* Start Material for the task *

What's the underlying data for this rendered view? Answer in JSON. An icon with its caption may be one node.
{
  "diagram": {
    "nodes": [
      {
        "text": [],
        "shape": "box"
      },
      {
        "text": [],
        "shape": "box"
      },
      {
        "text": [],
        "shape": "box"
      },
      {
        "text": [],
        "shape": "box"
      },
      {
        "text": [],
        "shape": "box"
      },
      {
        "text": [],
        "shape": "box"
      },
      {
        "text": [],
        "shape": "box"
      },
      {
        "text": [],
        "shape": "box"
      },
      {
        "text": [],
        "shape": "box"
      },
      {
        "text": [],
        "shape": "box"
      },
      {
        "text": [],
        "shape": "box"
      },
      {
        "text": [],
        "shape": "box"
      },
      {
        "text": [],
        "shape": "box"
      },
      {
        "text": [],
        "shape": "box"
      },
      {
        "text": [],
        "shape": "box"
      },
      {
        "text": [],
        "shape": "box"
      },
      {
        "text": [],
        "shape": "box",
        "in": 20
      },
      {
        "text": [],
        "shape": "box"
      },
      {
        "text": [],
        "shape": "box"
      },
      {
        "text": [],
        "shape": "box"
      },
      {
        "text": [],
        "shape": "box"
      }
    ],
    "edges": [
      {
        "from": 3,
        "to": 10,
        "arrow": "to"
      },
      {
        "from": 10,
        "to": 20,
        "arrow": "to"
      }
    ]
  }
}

* End Material for the task *
* Start Material for the task *

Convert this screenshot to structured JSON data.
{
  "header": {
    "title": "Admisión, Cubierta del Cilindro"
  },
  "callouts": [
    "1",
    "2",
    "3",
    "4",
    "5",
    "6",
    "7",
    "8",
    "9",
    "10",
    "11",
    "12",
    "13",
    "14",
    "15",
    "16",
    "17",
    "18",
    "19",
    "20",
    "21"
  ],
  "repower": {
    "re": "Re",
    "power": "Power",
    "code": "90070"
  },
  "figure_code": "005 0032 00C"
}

* End Material for the task *

◆ **Your task**
Find every line in the records that contains the word "this"; copy those lines.

◆ **Output of the exercise**
What's the underlying data for this rendered view? Answer in JSON. An icon with its caption may be one node.
Convert this screenshot to structured JSON data.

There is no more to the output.